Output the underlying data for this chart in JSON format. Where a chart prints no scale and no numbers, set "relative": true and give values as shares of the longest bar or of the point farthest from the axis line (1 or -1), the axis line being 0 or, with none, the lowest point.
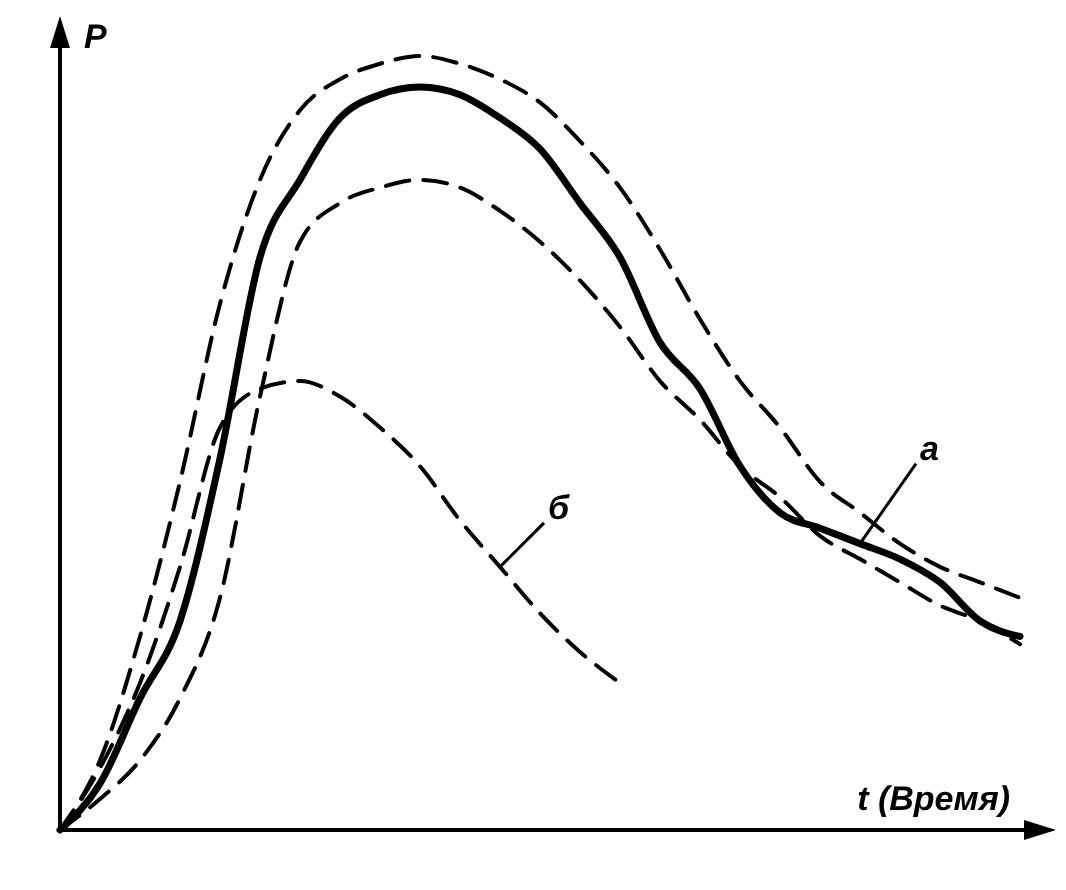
{
  "chart_data": {
    "type": "line",
    "relative": true,
    "xlabel": "t (Время)",
    "ylabel": "P",
    "categories": [
      null,
      null,
      null,
      null,
      null,
      null,
      null,
      null,
      null,
      null,
      null,
      null,
      null,
      null,
      null,
      null,
      null,
      null,
      null,
      null,
      null,
      null,
      null,
      null,
      null
    ],
    "series": [
      {
        "color": "#000000",
        "line_style": "dashed",
        "values": [
          0,
          0.09,
          0.25,
          0.45,
          0.68,
          0.84,
          0.93,
          0.97,
          0.99,
          1,
          0.99,
          0.97,
          0.94,
          0.89,
          0.83,
          0.75,
          0.66,
          0.58,
          0.52,
          0.45,
          0.41,
          0.37,
          0.34,
          0.32,
          0.3
        ]
      },
      {
        "name": "a",
        "color": "#000000",
        "line_style": "solid",
        "values": [
          0,
          0.06,
          0.17,
          0.27,
          0.48,
          0.74,
          0.84,
          0.92,
          0.95,
          0.96,
          0.95,
          0.92,
          0.88,
          0.81,
          0.74,
          0.63,
          0.57,
          0.47,
          0.41,
          0.39,
          0.37,
          0.35,
          0.32,
          0.27,
          0.25
        ]
      },
      {
        "color": "#000000",
        "line_style": "dashed",
        "values": [
          0,
          0.04,
          0.09,
          0.17,
          0.3,
          0.56,
          0.76,
          0.81,
          0.83,
          0.84,
          0.83,
          0.8,
          0.76,
          0.71,
          0.65,
          0.58,
          0.53,
          0.47,
          0.43,
          0.38,
          0.35,
          0.32,
          0.29,
          0.27,
          0.24
        ]
      },
      {
        "name": "б",
        "color": "#000000",
        "line_style": "dashed",
        "values": [
          0,
          0.08,
          0.19,
          0.34,
          0.52,
          0.57,
          0.58,
          0.56,
          0.52,
          0.47,
          0.4,
          0.34,
          0.28,
          0.23,
          0.19,
          null,
          null,
          null,
          null,
          null,
          null,
          null,
          null,
          null,
          null
        ]
      }
    ]
  }
}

◆ TO DO: From the records, copy every line that has the string "relative" in it.

◆ RESPONSE TO THE TASK:
Output the underlying data for this chart in JSON format. Where a chart prints no scale and no numbers, set "relative": true and give values as shares of the longest bar or of the point farthest from the axis line (1 or -1), the axis line being 0 or, with none, the lowest point.
    "relative": true,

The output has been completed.